▸ **Task description**
Copy the data that follows, character for character, minus the pictures.

[Start]

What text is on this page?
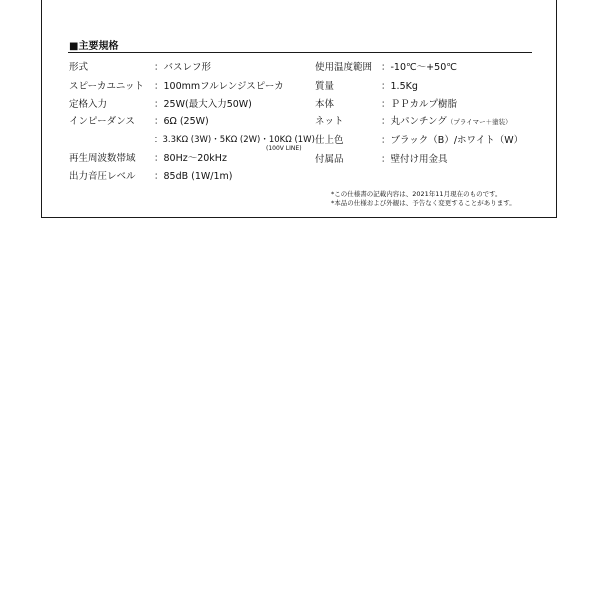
■主要規格
形式	：バスレフ形
スピーカユニット ：100mmフルレンジスピーカ
定格入力	：25W(最大入力50W)
インピーダンス ：6Ω (25W)
：3.3KΩ (3W)・5KΩ (2W)・10KΩ (1W)
(100V LINE)
再生周波数帯域 ：80Hz～20kHz
出力音圧レベル ：85dB (1W/1m)
使用温度範囲 ：-10℃～+50℃
質量	：1.5Kg
本体	：ＰＰカルプ樹脂
ネット	：丸パンチング（プライマー＋塗装）
仕上色	：ブラック（B）/ホワイト（W）
付属品	：壁付け用金具
*この仕様書の記載内容は、2021年11月現在のものです。
*本品の仕様および外観は、予告なく変更することがあります。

[End]

▸ **Answer to this problem**
What text is on this page?
■主要規格
形式	：バスレフ形
スピーカユニット ：100mmフルレンジスピーカ
定格入力	：25W(最大入力50W)
インピーダンス ：6Ω (25W)
：3.3KΩ (3W)・5KΩ (2W)・10KΩ (1W)
(100V LINE)
再生周波数帯域 ：80Hz～20kHz
出力音圧レベル ：85dB (1W/1m)
使用温度範囲 ：-10℃～+50℃
質量	：1.5Kg
本体	：ＰＰカルプ樹脂
ネット	：丸パンチング（プライマー＋塗装）
仕上色	：ブラック（B）/ホワイト（W）
付属品	：壁付け用金具
*この仕様書の記載内容は、2021年11月現在のものです。
*本品の仕様および外観は、予告なく変更することがあります。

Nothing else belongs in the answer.